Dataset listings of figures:
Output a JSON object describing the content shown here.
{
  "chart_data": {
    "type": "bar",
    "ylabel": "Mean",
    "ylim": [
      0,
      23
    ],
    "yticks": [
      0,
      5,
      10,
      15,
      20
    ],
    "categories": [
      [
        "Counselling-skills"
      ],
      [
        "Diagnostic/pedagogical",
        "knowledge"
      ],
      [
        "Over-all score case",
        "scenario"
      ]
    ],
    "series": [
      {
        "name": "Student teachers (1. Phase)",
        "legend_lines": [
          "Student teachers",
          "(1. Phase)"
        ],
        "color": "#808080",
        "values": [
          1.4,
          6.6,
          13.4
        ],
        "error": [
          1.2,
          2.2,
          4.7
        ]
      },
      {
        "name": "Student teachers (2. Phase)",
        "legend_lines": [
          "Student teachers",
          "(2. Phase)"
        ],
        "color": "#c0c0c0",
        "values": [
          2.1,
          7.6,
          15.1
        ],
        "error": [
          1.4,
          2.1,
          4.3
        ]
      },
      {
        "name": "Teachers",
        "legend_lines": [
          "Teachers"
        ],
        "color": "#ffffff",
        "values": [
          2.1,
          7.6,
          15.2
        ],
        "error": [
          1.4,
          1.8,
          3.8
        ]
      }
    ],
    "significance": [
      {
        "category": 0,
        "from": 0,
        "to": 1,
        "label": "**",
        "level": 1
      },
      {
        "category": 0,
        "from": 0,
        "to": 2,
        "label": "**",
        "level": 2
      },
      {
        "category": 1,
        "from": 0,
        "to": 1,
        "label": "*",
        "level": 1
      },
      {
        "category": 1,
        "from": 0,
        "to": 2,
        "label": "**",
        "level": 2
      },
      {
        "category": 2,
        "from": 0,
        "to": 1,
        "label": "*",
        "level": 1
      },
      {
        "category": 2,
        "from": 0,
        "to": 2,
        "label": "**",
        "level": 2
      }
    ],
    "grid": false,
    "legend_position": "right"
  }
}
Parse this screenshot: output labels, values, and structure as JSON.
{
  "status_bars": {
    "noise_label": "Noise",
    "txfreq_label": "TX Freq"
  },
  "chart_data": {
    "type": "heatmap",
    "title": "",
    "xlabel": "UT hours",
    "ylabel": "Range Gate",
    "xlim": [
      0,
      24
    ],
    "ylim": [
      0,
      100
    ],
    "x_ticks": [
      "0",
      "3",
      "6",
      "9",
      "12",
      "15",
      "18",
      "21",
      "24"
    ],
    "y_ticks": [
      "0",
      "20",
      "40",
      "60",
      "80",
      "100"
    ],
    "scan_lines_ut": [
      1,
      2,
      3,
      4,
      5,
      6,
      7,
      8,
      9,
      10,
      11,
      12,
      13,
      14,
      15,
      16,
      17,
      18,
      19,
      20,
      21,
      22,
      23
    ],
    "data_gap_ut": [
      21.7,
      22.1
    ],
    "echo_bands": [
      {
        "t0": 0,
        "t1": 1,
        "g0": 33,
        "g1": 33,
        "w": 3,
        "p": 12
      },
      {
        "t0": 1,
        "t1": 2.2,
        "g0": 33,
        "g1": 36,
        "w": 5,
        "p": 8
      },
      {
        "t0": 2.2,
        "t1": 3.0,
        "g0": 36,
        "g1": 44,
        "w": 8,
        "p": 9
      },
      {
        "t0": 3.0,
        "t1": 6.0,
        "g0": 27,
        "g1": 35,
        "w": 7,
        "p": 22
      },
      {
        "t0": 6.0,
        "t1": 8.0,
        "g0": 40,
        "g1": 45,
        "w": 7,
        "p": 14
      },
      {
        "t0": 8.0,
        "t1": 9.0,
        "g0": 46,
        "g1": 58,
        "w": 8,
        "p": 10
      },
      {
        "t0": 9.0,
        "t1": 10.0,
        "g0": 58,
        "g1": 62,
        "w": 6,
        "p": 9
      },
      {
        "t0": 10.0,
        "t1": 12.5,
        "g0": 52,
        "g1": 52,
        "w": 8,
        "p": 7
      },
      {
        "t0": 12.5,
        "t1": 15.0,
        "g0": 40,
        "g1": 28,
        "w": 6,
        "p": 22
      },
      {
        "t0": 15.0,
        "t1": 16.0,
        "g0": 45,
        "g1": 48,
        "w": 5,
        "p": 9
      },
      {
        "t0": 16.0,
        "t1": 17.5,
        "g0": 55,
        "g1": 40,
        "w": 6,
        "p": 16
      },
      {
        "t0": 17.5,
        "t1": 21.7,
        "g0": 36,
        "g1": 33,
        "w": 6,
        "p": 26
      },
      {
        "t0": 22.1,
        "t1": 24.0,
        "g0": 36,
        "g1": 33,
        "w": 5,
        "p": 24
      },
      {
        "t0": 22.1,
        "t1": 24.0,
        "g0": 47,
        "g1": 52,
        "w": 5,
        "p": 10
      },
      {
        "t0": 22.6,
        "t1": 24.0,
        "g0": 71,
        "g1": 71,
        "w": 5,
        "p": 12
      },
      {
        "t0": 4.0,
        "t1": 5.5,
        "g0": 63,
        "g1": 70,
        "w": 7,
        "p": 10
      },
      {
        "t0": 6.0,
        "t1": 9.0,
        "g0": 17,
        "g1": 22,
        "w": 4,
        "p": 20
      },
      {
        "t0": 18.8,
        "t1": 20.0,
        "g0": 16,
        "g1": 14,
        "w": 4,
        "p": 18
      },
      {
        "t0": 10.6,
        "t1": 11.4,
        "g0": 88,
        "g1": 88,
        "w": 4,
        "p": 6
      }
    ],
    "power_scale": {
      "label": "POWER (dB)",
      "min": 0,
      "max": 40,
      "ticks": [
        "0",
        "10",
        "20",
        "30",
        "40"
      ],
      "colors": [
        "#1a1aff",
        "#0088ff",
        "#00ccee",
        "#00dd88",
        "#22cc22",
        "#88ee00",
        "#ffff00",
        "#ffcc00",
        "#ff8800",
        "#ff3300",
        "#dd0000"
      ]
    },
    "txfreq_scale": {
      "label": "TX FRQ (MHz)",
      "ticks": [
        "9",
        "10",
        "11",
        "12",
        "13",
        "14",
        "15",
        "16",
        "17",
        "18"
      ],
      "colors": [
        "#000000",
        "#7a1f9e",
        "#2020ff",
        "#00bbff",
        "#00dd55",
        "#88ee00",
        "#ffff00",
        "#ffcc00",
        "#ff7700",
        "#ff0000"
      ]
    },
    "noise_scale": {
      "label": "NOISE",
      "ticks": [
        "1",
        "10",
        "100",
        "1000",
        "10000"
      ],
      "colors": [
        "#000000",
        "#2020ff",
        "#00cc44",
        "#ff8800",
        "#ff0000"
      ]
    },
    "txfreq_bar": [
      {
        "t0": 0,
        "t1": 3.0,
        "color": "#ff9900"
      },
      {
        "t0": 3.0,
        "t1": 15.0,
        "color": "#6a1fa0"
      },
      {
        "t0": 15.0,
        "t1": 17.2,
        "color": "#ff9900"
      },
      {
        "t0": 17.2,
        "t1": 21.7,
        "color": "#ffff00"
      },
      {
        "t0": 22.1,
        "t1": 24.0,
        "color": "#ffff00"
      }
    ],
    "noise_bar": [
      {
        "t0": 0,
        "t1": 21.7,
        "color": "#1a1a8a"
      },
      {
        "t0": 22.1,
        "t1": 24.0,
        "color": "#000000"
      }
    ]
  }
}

◆ SET PROBLEM
Reproduce the complete set of lines precisely as supplied.

◆ ANSWER FOR THIS EXERCISE
Output a JSON object describing the content shown here.
{
  "chart_data": {
    "type": "bar",
    "ylabel": "Mean",
    "ylim": [
      0,
      23
    ],
    "yticks": [
      0,
      5,
      10,
      15,
      20
    ],
    "categories": [
      [
        "Counselling-skills"
      ],
      [
        "Diagnostic/pedagogical",
        "knowledge"
      ],
      [
        "Over-all score case",
        "scenario"
      ]
    ],
    "series": [
      {
        "name": "Student teachers (1. Phase)",
        "legend_lines": [
          "Student teachers",
          "(1. Phase)"
        ],
        "color": "#808080",
        "values": [
          1.4,
          6.6,
          13.4
        ],
        "error": [
          1.2,
          2.2,
          4.7
        ]
      },
      {
        "name": "Student teachers (2. Phase)",
        "legend_lines": [
          "Student teachers",
          "(2. Phase)"
        ],
        "color": "#c0c0c0",
        "values": [
          2.1,
          7.6,
          15.1
        ],
        "error": [
          1.4,
          2.1,
          4.3
        ]
      },
      {
        "name": "Teachers",
        "legend_lines": [
          "Teachers"
        ],
        "color": "#ffffff",
        "values": [
          2.1,
          7.6,
          15.2
        ],
        "error": [
          1.4,
          1.8,
          3.8
        ]
      }
    ],
    "significance": [
      {
        "category": 0,
        "from": 0,
        "to": 1,
        "label": "**",
        "level": 1
      },
      {
        "category": 0,
        "from": 0,
        "to": 2,
        "label": "**",
        "level": 2
      },
      {
        "category": 1,
        "from": 0,
        "to": 1,
        "label": "*",
        "level": 1
      },
      {
        "category": 1,
        "from": 0,
        "to": 2,
        "label": "**",
        "level": 2
      },
      {
        "category": 2,
        "from": 0,
        "to": 1,
        "label": "*",
        "level": 1
      },
      {
        "category": 2,
        "from": 0,
        "to": 2,
        "label": "**",
        "level": 2
      }
    ],
    "grid": false,
    "legend_position": "right"
  }
}
Parse this screenshot: output labels, values, and structure as JSON.
{
  "status_bars": {
    "noise_label": "Noise",
    "txfreq_label": "TX Freq"
  },
  "chart_data": {
    "type": "heatmap",
    "title": "",
    "xlabel": "UT hours",
    "ylabel": "Range Gate",
    "xlim": [
      0,
      24
    ],
    "ylim": [
      0,
      100
    ],
    "x_ticks": [
      "0",
      "3",
      "6",
      "9",
      "12",
      "15",
      "18",
      "21",
      "24"
    ],
    "y_ticks": [
      "0",
      "20",
      "40",
      "60",
      "80",
      "100"
    ],
    "scan_lines_ut": [
      1,
      2,
      3,
      4,
      5,
      6,
      7,
      8,
      9,
      10,
      11,
      12,
      13,
      14,
      15,
      16,
      17,
      18,
      19,
      20,
      21,
      22,
      23
    ],
    "data_gap_ut": [
      21.7,
      22.1
    ],
    "echo_bands": [
      {
        "t0": 0,
        "t1": 1,
        "g0": 33,
        "g1": 33,
        "w": 3,
        "p": 12
      },
      {
        "t0": 1,
        "t1": 2.2,
        "g0": 33,
        "g1": 36,
        "w": 5,
        "p": 8
      },
      {
        "t0": 2.2,
        "t1": 3.0,
        "g0": 36,
        "g1": 44,
        "w": 8,
        "p": 9
      },
      {
        "t0": 3.0,
        "t1": 6.0,
        "g0": 27,
        "g1": 35,
        "w": 7,
        "p": 22
      },
      {
        "t0": 6.0,
        "t1": 8.0,
        "g0": 40,
        "g1": 45,
        "w": 7,
        "p": 14
      },
      {
        "t0": 8.0,
        "t1": 9.0,
        "g0": 46,
        "g1": 58,
        "w": 8,
        "p": 10
      },
      {
        "t0": 9.0,
        "t1": 10.0,
        "g0": 58,
        "g1": 62,
        "w": 6,
        "p": 9
      },
      {
        "t0": 10.0,
        "t1": 12.5,
        "g0": 52,
        "g1": 52,
        "w": 8,
        "p": 7
      },
      {
        "t0": 12.5,
        "t1": 15.0,
        "g0": 40,
        "g1": 28,
        "w": 6,
        "p": 22
      },
      {
        "t0": 15.0,
        "t1": 16.0,
        "g0": 45,
        "g1": 48,
        "w": 5,
        "p": 9
      },
      {
        "t0": 16.0,
        "t1": 17.5,
        "g0": 55,
        "g1": 40,
        "w": 6,
        "p": 16
      },
      {
        "t0": 17.5,
        "t1": 21.7,
        "g0": 36,
        "g1": 33,
        "w": 6,
        "p": 26
      },
      {
        "t0": 22.1,
        "t1": 24.0,
        "g0": 36,
        "g1": 33,
        "w": 5,
        "p": 24
      },
      {
        "t0": 22.1,
        "t1": 24.0,
        "g0": 47,
        "g1": 52,
        "w": 5,
        "p": 10
      },
      {
        "t0": 22.6,
        "t1": 24.0,
        "g0": 71,
        "g1": 71,
        "w": 5,
        "p": 12
      },
      {
        "t0": 4.0,
        "t1": 5.5,
        "g0": 63,
        "g1": 70,
        "w": 7,
        "p": 10
      },
      {
        "t0": 6.0,
        "t1": 9.0,
        "g0": 17,
        "g1": 22,
        "w": 4,
        "p": 20
      },
      {
        "t0": 18.8,
        "t1": 20.0,
        "g0": 16,
        "g1": 14,
        "w": 4,
        "p": 18
      },
      {
        "t0": 10.6,
        "t1": 11.4,
        "g0": 88,
        "g1": 88,
        "w": 4,
        "p": 6
      }
    ],
    "power_scale": {
      "label": "POWER (dB)",
      "min": 0,
      "max": 40,
      "ticks": [
        "0",
        "10",
        "20",
        "30",
        "40"
      ],
      "colors": [
        "#1a1aff",
        "#0088ff",
        "#00ccee",
        "#00dd88",
        "#22cc22",
        "#88ee00",
        "#ffff00",
        "#ffcc00",
        "#ff8800",
        "#ff3300",
        "#dd0000"
      ]
    },
    "txfreq_scale": {
      "label": "TX FRQ (MHz)",
      "ticks": [
        "9",
        "10",
        "11",
        "12",
        "13",
        "14",
        "15",
        "16",
        "17",
        "18"
      ],
      "colors": [
        "#000000",
        "#7a1f9e",
        "#2020ff",
        "#00bbff",
        "#00dd55",
        "#88ee00",
        "#ffff00",
        "#ffcc00",
        "#ff7700",
        "#ff0000"
      ]
    },
    "noise_scale": {
      "label": "NOISE",
      "ticks": [
        "1",
        "10",
        "100",
        "1000",
        "10000"
      ],
      "colors": [
        "#000000",
        "#2020ff",
        "#00cc44",
        "#ff8800",
        "#ff0000"
      ]
    },
    "txfreq_bar": [
      {
        "t0": 0,
        "t1": 3.0,
        "color": "#ff9900"
      },
      {
        "t0": 3.0,
        "t1": 15.0,
        "color": "#6a1fa0"
      },
      {
        "t0": 15.0,
        "t1": 17.2,
        "color": "#ff9900"
      },
      {
        "t0": 17.2,
        "t1": 21.7,
        "color": "#ffff00"
      },
      {
        "t0": 22.1,
        "t1": 24.0,
        "color": "#ffff00"
      }
    ],
    "noise_bar": [
      {
        "t0": 0,
        "t1": 21.7,
        "color": "#1a1a8a"
      },
      {
        "t0": 22.1,
        "t1": 24.0,
        "color": "#000000"
      }
    ]
  }
}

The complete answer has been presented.